## Written instruction
Retype the records character for character, beginning at the line that has "What elements are" and stopping after the line that has "problem-line3: getarannya menjadi".

- - - - -

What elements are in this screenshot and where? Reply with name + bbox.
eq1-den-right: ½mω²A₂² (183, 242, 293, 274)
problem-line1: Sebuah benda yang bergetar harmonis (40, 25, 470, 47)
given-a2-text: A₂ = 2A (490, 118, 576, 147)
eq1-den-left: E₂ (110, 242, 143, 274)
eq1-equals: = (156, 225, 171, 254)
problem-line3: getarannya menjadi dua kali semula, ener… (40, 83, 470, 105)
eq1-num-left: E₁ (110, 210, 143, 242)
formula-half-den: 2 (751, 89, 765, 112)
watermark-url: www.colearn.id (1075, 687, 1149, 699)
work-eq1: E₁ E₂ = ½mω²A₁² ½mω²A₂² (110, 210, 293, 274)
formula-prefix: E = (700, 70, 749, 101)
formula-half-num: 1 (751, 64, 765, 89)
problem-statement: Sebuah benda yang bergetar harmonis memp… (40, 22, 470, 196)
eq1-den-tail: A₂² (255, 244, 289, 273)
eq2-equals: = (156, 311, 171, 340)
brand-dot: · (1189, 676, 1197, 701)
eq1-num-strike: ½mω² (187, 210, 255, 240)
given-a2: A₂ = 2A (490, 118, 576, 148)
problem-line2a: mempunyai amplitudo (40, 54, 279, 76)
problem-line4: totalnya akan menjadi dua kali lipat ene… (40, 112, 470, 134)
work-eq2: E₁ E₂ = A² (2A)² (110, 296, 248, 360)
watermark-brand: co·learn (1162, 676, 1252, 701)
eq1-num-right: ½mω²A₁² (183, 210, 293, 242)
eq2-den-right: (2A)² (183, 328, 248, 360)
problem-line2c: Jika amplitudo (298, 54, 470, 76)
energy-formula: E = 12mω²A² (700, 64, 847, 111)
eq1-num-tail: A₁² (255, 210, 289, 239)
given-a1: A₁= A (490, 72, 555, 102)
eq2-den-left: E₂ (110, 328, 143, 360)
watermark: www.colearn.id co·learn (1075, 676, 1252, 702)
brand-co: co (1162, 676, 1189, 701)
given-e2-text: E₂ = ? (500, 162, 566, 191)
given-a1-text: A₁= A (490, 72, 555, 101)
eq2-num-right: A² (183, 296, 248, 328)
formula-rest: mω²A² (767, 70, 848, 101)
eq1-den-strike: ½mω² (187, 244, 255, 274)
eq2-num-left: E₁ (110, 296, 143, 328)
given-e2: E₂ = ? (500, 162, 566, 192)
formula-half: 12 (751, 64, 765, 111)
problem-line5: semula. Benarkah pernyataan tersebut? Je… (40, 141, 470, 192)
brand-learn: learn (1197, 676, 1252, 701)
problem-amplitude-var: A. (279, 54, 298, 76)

- - - - -

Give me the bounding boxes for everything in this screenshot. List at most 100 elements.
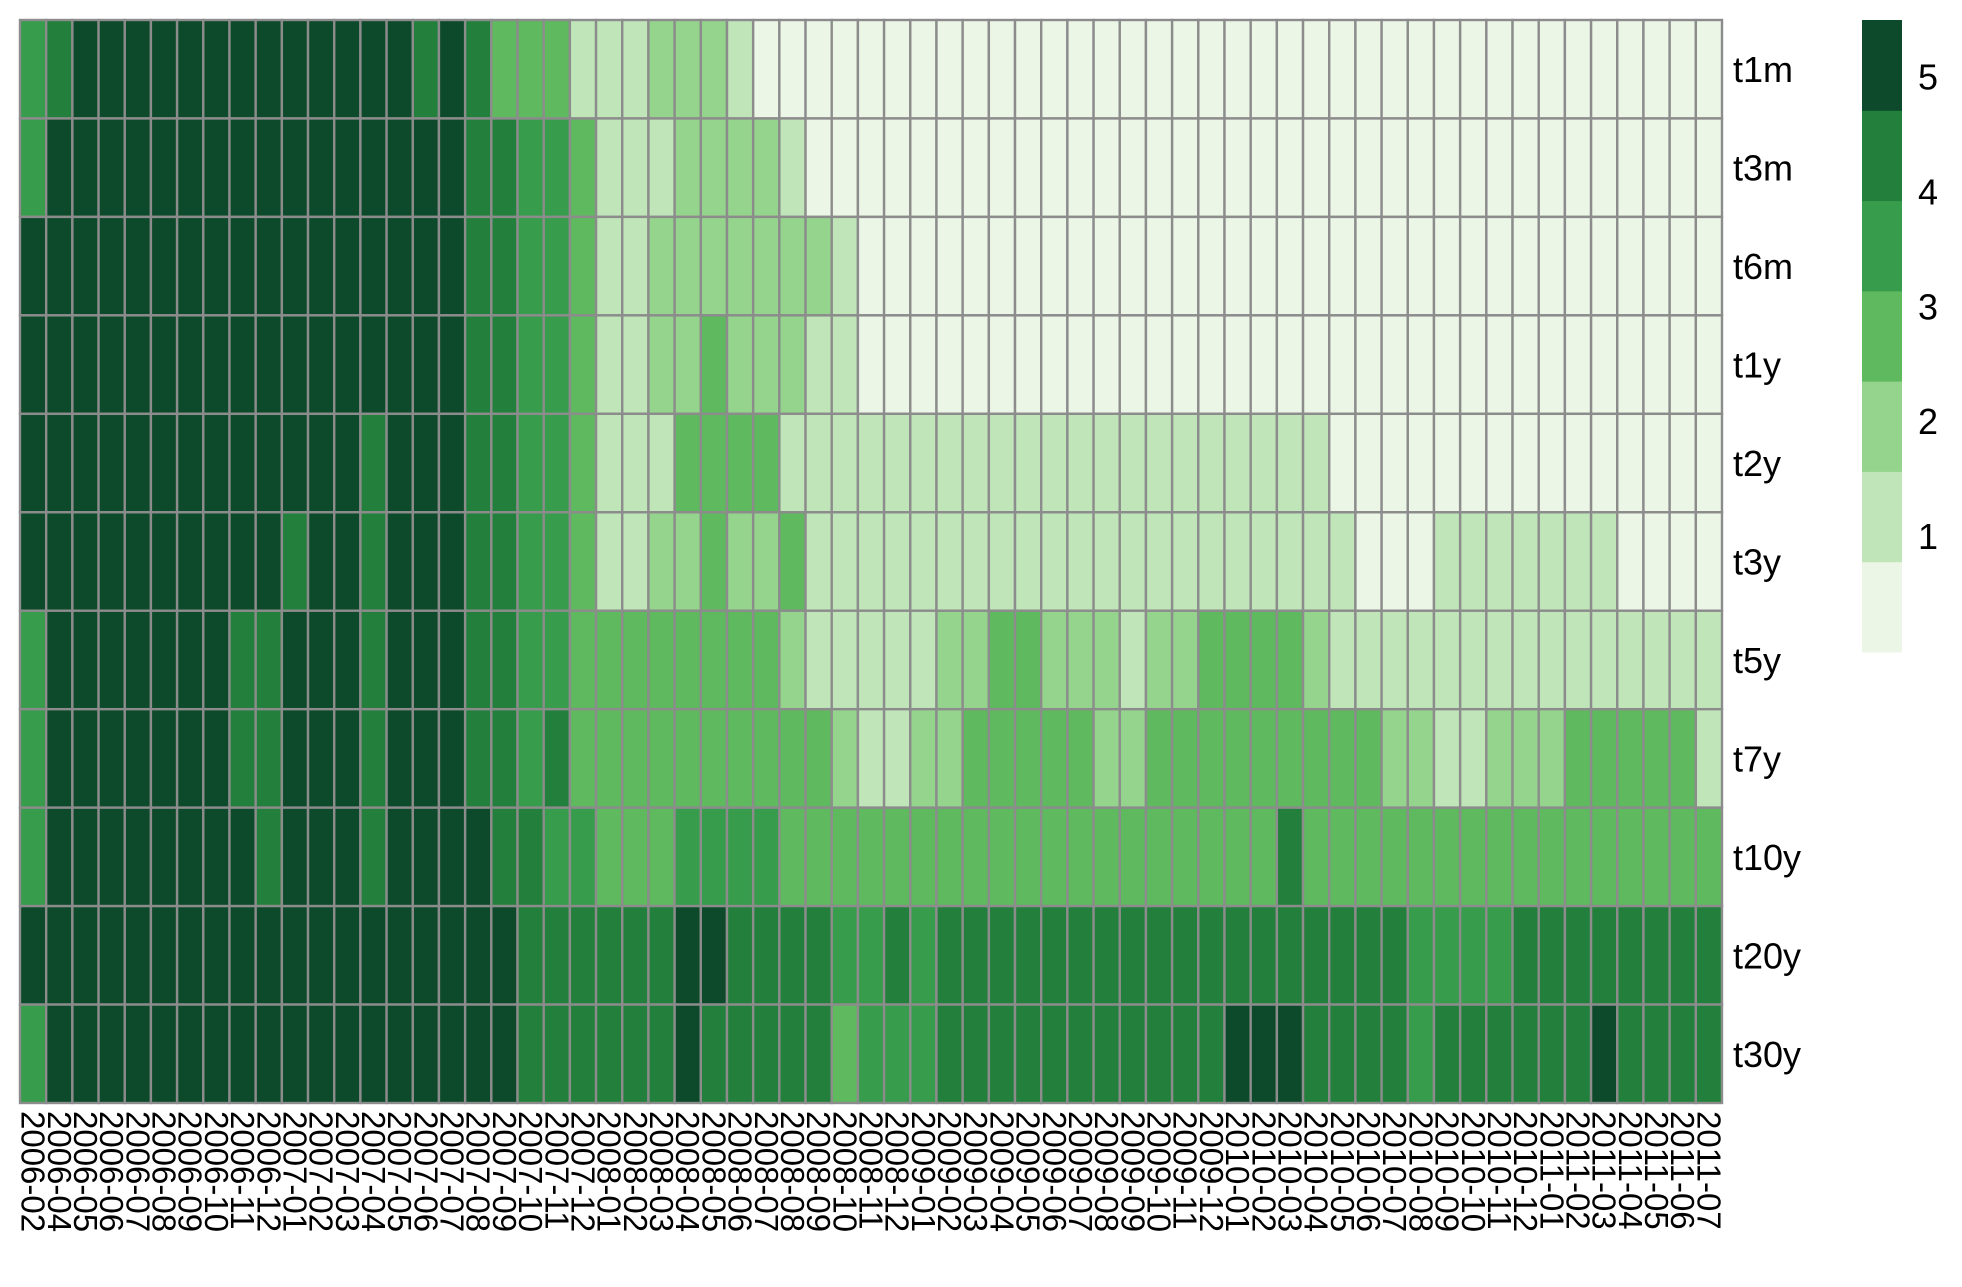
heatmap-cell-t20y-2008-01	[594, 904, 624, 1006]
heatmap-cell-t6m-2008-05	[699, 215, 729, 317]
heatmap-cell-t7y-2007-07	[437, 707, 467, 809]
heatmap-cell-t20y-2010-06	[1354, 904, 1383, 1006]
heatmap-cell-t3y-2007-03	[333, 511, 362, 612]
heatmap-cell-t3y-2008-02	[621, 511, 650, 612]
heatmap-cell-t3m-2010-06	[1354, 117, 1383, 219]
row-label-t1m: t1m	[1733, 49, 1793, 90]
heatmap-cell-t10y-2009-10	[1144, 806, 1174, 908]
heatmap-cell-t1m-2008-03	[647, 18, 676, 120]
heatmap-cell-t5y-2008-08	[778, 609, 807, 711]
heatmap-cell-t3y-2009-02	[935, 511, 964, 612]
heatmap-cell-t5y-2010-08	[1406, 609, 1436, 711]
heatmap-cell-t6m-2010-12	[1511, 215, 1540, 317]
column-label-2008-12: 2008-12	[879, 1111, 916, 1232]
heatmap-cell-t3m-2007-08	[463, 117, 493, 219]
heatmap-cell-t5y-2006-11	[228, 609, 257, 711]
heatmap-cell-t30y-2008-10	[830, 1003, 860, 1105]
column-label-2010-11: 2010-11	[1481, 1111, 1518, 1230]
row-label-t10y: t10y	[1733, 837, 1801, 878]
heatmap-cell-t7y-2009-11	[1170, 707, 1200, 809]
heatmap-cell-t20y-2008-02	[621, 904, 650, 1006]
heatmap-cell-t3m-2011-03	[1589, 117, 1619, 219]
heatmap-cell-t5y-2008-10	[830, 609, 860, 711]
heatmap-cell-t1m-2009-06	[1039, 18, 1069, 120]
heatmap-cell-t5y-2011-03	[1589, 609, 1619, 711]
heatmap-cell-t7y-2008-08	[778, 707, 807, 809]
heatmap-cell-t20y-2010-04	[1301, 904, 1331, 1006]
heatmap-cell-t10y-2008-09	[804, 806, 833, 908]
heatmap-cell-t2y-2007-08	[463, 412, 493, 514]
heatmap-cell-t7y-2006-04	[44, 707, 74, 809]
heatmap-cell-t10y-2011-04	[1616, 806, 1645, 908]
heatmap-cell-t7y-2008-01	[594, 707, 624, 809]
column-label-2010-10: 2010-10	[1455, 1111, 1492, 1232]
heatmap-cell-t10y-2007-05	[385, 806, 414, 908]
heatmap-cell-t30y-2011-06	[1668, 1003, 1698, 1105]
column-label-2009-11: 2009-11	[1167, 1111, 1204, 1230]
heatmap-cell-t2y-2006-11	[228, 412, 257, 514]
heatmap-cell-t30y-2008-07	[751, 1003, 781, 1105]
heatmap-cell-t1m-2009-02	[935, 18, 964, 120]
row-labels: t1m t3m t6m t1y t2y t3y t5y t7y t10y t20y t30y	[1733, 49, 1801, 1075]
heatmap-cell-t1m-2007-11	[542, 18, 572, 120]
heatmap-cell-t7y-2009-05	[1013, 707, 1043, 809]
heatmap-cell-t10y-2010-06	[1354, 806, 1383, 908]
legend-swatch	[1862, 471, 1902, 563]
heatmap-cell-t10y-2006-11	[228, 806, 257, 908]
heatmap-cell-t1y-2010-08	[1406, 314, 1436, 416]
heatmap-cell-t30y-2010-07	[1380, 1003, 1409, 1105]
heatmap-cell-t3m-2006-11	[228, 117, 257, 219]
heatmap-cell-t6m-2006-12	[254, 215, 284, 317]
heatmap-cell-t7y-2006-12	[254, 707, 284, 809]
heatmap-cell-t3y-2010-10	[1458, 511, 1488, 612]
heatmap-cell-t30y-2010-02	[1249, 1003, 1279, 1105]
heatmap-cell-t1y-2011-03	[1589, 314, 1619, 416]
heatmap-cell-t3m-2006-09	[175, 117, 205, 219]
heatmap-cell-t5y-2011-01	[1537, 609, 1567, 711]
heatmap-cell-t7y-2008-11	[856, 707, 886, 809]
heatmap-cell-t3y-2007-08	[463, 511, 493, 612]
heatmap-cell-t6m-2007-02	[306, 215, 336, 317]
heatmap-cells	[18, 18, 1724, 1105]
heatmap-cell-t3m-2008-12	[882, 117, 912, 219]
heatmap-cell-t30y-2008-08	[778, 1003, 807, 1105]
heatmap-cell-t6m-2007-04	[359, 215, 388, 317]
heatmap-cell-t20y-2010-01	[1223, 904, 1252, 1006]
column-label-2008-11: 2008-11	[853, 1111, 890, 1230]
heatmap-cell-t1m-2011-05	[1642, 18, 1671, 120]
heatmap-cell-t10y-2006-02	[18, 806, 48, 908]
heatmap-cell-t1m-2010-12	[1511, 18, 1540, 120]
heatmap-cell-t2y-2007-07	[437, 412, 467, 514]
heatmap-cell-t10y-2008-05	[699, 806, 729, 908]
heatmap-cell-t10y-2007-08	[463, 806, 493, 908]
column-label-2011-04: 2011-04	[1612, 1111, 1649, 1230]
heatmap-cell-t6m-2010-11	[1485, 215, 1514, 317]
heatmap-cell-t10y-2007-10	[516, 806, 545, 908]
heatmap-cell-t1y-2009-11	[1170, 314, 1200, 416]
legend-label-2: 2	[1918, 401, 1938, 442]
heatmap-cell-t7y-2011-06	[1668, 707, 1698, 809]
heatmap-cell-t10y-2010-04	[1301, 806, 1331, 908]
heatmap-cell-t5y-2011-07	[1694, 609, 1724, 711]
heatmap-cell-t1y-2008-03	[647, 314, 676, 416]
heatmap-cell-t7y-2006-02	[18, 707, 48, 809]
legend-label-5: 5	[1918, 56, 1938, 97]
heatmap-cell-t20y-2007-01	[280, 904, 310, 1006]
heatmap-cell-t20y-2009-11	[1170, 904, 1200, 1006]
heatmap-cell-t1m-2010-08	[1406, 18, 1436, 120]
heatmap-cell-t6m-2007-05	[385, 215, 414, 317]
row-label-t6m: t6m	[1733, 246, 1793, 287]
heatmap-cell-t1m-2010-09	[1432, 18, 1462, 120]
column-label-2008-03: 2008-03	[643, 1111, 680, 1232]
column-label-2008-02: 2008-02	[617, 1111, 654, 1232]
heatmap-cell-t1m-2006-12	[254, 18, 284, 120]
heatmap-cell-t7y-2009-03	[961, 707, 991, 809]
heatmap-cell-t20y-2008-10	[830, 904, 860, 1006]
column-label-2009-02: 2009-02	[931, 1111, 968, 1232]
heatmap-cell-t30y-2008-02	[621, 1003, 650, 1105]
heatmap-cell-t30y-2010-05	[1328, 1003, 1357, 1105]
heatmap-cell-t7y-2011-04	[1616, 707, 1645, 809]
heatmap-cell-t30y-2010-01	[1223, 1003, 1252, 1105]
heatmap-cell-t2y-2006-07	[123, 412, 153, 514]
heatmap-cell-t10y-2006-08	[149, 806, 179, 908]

- - - - -

## Solved exercise
What elements are in this screenshot and where? Reply with name + bbox.
eq1-den-right: ½mω²A₂² (183, 242, 293, 274)
problem-line1: Sebuah benda yang bergetar harmonis (40, 25, 470, 47)
given-a2-text: A₂ = 2A (490, 118, 576, 147)
eq1-den-left: E₂ (110, 242, 143, 274)
eq1-equals: = (156, 225, 171, 254)
problem-line3: getarannya menjadi dua kali semula, ener… (40, 83, 470, 105)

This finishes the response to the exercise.